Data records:
━━━━━━━━━━━━━━━━━━━━

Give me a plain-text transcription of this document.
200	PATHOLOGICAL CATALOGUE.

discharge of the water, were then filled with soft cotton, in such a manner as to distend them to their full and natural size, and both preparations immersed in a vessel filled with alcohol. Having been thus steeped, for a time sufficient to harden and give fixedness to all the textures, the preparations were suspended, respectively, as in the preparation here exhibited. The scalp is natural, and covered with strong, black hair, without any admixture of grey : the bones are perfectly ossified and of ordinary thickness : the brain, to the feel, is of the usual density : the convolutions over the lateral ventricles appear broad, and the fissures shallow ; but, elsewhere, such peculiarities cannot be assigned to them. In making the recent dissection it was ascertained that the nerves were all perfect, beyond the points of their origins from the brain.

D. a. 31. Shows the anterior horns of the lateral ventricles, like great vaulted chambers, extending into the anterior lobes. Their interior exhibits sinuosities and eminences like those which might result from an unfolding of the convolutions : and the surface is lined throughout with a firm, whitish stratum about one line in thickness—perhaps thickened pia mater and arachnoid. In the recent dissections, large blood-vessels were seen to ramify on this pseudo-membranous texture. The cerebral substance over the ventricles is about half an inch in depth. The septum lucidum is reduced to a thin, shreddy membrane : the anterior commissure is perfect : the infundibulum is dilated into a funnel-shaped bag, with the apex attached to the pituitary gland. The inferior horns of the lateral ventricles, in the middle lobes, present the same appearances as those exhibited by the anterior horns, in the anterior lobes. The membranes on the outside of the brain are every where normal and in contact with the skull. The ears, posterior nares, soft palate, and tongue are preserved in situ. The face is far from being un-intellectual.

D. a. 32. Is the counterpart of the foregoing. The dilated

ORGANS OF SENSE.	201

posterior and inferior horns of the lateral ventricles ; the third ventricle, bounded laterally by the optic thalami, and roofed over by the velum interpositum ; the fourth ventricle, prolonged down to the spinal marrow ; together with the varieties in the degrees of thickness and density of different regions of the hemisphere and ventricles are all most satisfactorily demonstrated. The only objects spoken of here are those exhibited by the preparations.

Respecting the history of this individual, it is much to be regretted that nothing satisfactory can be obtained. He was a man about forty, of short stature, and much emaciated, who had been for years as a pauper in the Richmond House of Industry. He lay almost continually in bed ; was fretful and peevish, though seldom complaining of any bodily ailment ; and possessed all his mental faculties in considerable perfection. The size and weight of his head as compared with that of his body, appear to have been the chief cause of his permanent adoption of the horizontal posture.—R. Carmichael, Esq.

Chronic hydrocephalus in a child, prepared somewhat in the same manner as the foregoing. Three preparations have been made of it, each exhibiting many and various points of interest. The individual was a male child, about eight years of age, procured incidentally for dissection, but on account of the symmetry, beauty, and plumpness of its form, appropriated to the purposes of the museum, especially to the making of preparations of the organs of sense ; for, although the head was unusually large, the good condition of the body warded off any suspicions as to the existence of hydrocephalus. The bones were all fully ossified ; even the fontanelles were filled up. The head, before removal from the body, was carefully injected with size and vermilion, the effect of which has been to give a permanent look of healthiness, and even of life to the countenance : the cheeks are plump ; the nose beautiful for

━━━━━━━━━━━━━━━━━━━━

WHAT IS BEING ASKED: Your task is to repeat every entry exactly.

RESULT OF THE EXERCISE:
Give me a plain-text transcription of this document.
200	PATHOLOGICAL CATALOGUE.

discharge of the water, were then filled with soft cotton, in such a manner as to distend them to their full and natural size, and both preparations immersed in a vessel filled with alcohol. Having been thus steeped, for a time sufficient to harden and give fixedness to all the textures, the preparations were suspended, respectively, as in the preparation here exhibited. The scalp is natural, and covered with strong, black hair, without any admixture of grey : the bones are perfectly ossified and of ordinary thickness : the brain, to the feel, is of the usual density : the convolutions over the lateral ventricles appear broad, and the fissures shallow ; but, elsewhere, such peculiarities cannot be assigned to them. In making the recent dissection it was ascertained that the nerves were all perfect, beyond the points of their origins from the brain.

D. a. 31. Shows the anterior horns of the lateral ventricles, like great vaulted chambers, extending into the anterior lobes. Their interior exhibits sinuosities and eminences like those which might result from an unfolding of the convolutions : and the surface is lined throughout with a firm, whitish stratum about one line in thickness—perhaps thickened pia mater and arachnoid. In the recent dissections, large blood-vessels were seen to ramify on this pseudo-membranous texture. The cerebral substance over the ventricles is about half an inch in depth. The septum lucidum is reduced to a thin, shreddy membrane : the anterior commissure is perfect : the infundibulum is dilated into a funnel-shaped bag, with the apex attached to the pituitary gland. The inferior horns of the lateral ventricles, in the middle lobes, present the same appearances as those exhibited by the anterior horns, in the anterior lobes. The membranes on the outside of the brain are every where normal and in contact with the skull. The ears, posterior nares, soft palate, and tongue are preserved in situ. The face is far from being un-intellectual.

D. a. 32. Is the counterpart of the foregoing. The dilated

ORGANS OF SENSE.	201

posterior and inferior horns of the lateral ventricles ; the third ventricle, bounded laterally by the optic thalami, and roofed over by the velum interpositum ; the fourth ventricle, prolonged down to the spinal marrow ; together with the varieties in the degrees of thickness and density of different regions of the hemisphere and ventricles are all most satisfactorily demonstrated. The only objects spoken of here are those exhibited by the preparations.

Respecting the history of this individual, it is much to be regretted that nothing satisfactory can be obtained. He was a man about forty, of short stature, and much emaciated, who had been for years as a pauper in the Richmond House of Industry. He lay almost continually in bed ; was fretful and peevish, though seldom complaining of any bodily ailment ; and possessed all his mental faculties in considerable perfection. The size and weight of his head as compared with that of his body, appear to have been the chief cause of his permanent adoption of the horizontal posture.—R. Carmichael, Esq.

Chronic hydrocephalus in a child, prepared somewhat in the same manner as the foregoing. Three preparations have been made of it, each exhibiting many and various points of interest. The individual was a male child, about eight years of age, procured incidentally for dissection, but on account of the symmetry, beauty, and plumpness of its form, appropriated to the purposes of the museum, especially to the making of preparations of the organs of sense ; for, although the head was unusually large, the good condition of the body warded off any suspicions as to the existence of hydrocephalus. The bones were all fully ossified ; even the fontanelles were filled up. The head, before removal from the body, was carefully injected with size and vermilion, the effect of which has been to give a permanent look of healthiness, and even of life to the countenance : the cheeks are plump ; the nose beautiful for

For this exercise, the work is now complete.